• _Data provided_
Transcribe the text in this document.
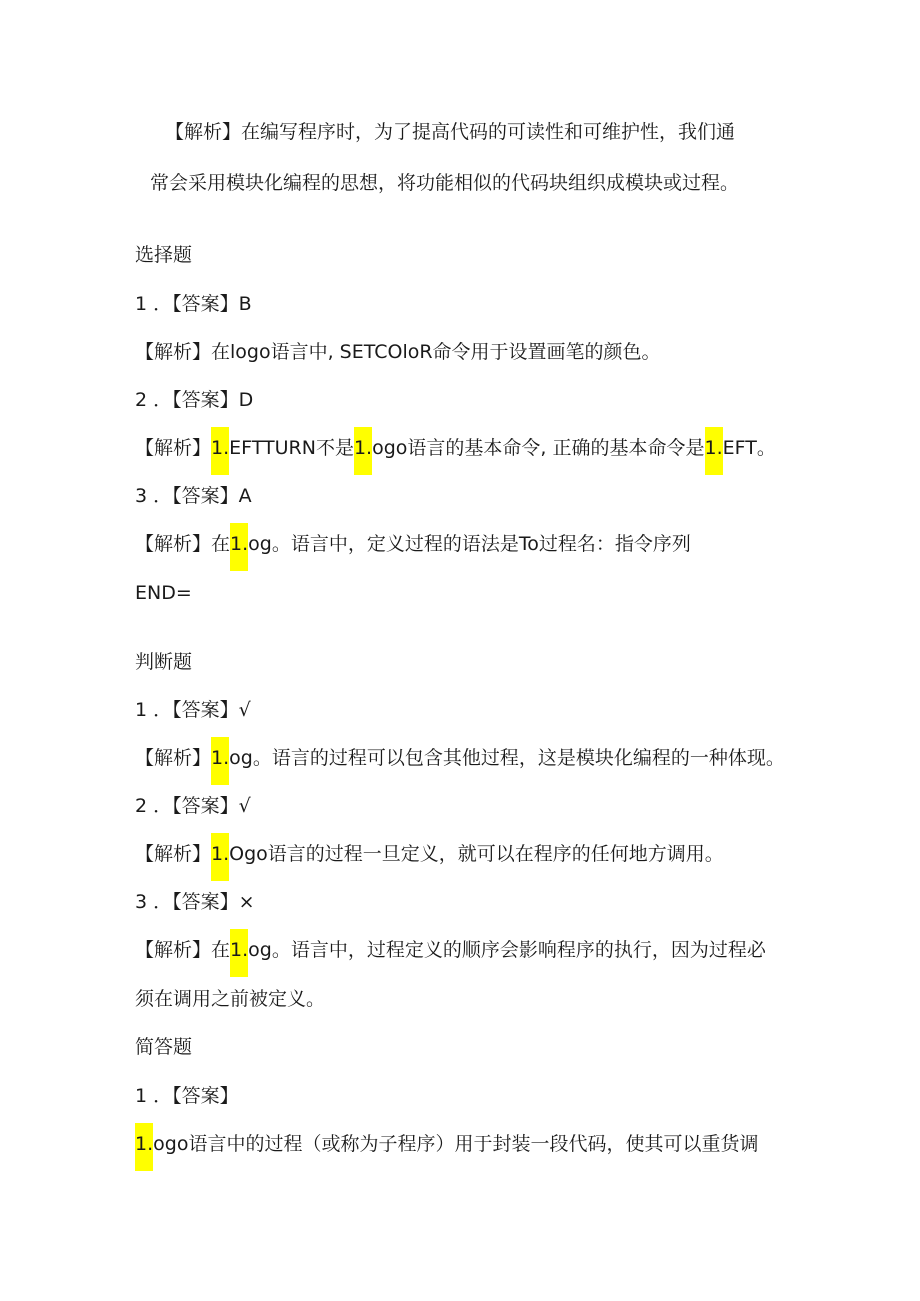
【解析】在编写程序时，为了提高代码的可读性和可维护性，我们通
常会采用模块化编程的思想，将功能相似的代码块组织成模块或过程。
选择题
1 ．【答案】B
【解析】在logo语言中, SETCOloR命令用于设置画笔的颜色。
2 ．【答案】D
【解析】1.EFTTURN不是1.ogo语言的基本命令, 正确的基本命令是1.EFT。
3 ．【答案】A
【解析】在1.og。语言中，定义过程的语法是To过程名：指令序列
END=
判断题
1 ．【答案】√
【解析】1.og。语言的过程可以包含其他过程，这是模块化编程的一种体现。
2 ．【答案】√
【解析】1.Ogo语言的过程一旦定义，就可以在程序的任何地方调用。
3 ．【答案】×
【解析】在1.og。语言中，过程定义的顺序会影响程序的执行，因为过程必
须在调用之前被定义。
简答题
1 ．【答案】
1.ogo语言中的过程（或称为子程序）用于封装一段代码，使其可以重货调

• _Short task_
Quote the data above in full and without alteration; skip the pictures.

• _Response for this exercise_
Transcribe the text in this document.
【解析】在编写程序时，为了提高代码的可读性和可维护性，我们通
常会采用模块化编程的思想，将功能相似的代码块组织成模块或过程。
选择题
1 ．【答案】B
【解析】在logo语言中, SETCOloR命令用于设置画笔的颜色。
2 ．【答案】D
【解析】1.EFTTURN不是1.ogo语言的基本命令, 正确的基本命令是1.EFT。
3 ．【答案】A
【解析】在1.og。语言中，定义过程的语法是To过程名：指令序列
END=
判断题
1 ．【答案】√
【解析】1.og。语言的过程可以包含其他过程，这是模块化编程的一种体现。
2 ．【答案】√
【解析】1.Ogo语言的过程一旦定义，就可以在程序的任何地方调用。
3 ．【答案】×
【解析】在1.og。语言中，过程定义的顺序会影响程序的执行，因为过程必
须在调用之前被定义。
简答题
1 ．【答案】
1.ogo语言中的过程（或称为子程序）用于封装一段代码，使其可以重货调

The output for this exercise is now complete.